Records contained in a dataset
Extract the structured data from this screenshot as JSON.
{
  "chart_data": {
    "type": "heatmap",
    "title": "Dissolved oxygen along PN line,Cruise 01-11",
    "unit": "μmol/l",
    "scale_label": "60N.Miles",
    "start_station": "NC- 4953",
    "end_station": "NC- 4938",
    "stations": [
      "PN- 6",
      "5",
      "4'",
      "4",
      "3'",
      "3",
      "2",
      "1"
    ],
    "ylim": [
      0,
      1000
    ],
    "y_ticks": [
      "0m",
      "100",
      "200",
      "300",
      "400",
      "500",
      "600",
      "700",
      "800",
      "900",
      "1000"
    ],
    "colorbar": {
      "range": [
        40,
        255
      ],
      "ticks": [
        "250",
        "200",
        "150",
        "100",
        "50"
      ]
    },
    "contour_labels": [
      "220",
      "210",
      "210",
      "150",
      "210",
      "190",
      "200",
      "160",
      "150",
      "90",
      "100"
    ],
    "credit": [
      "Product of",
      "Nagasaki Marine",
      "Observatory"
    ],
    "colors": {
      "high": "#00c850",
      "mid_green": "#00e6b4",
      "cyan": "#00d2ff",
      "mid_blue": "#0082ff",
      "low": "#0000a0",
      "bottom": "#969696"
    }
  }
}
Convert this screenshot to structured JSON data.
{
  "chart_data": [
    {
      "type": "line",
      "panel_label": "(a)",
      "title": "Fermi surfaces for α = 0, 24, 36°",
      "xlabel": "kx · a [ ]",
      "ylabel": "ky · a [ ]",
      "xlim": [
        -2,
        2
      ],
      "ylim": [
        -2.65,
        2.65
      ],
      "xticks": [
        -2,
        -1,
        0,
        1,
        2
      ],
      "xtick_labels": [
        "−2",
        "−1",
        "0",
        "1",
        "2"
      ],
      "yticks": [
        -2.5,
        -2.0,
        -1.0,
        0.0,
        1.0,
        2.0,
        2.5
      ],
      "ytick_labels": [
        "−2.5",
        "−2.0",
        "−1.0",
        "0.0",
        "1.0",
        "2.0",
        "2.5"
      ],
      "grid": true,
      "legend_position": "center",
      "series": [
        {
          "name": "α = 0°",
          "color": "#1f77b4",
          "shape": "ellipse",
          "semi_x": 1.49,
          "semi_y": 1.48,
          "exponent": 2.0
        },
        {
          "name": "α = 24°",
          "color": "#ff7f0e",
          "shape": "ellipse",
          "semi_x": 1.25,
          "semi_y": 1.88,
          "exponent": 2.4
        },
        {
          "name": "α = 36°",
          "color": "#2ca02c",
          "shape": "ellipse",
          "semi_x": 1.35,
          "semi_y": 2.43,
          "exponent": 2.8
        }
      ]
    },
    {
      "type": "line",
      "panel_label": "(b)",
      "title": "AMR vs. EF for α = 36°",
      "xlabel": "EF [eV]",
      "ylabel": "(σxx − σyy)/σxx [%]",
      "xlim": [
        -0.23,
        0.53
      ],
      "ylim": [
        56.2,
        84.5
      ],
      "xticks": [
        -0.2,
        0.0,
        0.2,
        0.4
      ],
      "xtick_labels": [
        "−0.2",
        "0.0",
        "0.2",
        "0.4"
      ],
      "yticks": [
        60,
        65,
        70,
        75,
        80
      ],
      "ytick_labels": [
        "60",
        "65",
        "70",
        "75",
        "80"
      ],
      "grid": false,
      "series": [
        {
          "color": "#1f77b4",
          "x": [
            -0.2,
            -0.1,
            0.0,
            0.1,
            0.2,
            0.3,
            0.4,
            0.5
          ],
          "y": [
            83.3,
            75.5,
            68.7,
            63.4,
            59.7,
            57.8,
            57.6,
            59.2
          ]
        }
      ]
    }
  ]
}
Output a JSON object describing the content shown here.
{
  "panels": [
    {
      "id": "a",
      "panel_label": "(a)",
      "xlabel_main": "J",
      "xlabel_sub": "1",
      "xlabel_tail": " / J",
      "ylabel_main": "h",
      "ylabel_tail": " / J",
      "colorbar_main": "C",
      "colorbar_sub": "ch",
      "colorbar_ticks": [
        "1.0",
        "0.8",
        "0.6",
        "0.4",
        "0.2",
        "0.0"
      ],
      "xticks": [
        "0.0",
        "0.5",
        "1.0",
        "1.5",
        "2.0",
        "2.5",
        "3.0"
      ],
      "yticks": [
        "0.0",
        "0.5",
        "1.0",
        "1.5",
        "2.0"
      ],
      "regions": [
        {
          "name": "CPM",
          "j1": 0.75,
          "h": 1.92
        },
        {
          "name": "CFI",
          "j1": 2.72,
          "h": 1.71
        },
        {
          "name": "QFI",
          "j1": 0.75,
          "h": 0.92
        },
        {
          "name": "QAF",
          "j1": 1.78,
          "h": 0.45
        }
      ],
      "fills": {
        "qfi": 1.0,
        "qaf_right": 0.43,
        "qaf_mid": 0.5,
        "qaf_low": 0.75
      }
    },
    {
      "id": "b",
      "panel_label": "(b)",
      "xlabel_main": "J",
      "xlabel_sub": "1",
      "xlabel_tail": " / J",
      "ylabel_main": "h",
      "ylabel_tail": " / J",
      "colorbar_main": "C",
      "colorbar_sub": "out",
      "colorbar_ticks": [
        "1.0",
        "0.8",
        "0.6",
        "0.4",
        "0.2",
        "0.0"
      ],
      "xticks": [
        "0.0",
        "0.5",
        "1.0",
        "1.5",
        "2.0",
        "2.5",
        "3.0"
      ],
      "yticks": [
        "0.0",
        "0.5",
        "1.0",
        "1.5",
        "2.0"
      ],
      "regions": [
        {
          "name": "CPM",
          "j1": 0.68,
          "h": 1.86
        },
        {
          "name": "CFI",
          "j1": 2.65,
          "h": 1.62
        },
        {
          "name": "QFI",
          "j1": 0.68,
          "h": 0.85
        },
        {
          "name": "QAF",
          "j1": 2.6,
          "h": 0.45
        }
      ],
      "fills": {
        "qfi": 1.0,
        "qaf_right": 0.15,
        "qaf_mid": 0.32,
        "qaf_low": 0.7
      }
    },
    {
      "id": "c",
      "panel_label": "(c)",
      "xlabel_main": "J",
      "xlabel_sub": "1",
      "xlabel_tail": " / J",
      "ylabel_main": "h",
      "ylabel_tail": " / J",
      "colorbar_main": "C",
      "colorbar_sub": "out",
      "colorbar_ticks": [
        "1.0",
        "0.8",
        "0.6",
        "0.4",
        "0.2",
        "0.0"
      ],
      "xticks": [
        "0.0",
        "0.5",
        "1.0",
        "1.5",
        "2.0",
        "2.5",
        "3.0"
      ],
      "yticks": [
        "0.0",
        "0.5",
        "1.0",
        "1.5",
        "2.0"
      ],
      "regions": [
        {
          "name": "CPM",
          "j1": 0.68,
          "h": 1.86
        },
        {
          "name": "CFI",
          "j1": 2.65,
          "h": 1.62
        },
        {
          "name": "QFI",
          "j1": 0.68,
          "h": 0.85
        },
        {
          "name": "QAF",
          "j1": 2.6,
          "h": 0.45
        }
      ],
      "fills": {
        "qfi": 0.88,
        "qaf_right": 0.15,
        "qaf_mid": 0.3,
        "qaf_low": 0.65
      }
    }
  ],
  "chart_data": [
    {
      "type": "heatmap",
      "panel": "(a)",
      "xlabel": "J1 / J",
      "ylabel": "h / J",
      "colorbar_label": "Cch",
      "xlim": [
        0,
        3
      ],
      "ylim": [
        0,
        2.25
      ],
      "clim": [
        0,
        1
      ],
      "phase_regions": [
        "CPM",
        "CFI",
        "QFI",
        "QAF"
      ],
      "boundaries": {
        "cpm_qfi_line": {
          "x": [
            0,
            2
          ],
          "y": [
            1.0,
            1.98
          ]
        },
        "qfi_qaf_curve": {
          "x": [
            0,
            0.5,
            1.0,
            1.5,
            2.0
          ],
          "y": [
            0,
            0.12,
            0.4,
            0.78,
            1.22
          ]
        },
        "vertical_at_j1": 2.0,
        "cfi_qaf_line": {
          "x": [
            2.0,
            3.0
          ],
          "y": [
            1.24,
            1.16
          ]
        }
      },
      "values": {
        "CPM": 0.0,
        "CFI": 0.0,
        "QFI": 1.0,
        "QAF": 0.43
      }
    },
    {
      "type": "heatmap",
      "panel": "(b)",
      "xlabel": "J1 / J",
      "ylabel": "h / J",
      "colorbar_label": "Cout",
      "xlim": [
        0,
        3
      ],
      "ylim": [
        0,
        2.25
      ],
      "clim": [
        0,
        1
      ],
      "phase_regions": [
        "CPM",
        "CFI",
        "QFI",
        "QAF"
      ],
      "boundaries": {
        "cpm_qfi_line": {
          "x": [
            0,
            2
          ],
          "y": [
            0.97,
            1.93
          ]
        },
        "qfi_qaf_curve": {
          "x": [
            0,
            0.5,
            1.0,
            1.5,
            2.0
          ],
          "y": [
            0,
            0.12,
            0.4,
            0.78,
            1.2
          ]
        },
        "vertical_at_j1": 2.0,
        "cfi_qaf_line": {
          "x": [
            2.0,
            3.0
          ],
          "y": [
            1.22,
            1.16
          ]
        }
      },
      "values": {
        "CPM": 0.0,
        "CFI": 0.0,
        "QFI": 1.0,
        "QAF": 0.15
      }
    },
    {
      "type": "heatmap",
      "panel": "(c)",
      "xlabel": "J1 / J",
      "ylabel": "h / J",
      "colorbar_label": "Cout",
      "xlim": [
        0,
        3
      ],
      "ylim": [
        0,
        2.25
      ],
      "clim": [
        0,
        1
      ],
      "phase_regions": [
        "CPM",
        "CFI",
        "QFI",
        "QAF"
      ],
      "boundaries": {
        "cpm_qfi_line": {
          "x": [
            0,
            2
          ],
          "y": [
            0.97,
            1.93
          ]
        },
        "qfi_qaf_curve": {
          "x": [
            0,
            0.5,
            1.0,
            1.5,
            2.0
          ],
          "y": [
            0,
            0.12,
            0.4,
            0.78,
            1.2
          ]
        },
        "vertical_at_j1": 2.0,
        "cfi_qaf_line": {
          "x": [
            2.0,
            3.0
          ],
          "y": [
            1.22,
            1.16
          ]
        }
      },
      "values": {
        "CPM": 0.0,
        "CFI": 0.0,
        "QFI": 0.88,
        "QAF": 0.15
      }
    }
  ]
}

# Aim of the exercise:
Examine the entries and report how many of their lines contain the string "screenshot", giving no more than the number.

# Right answer:
2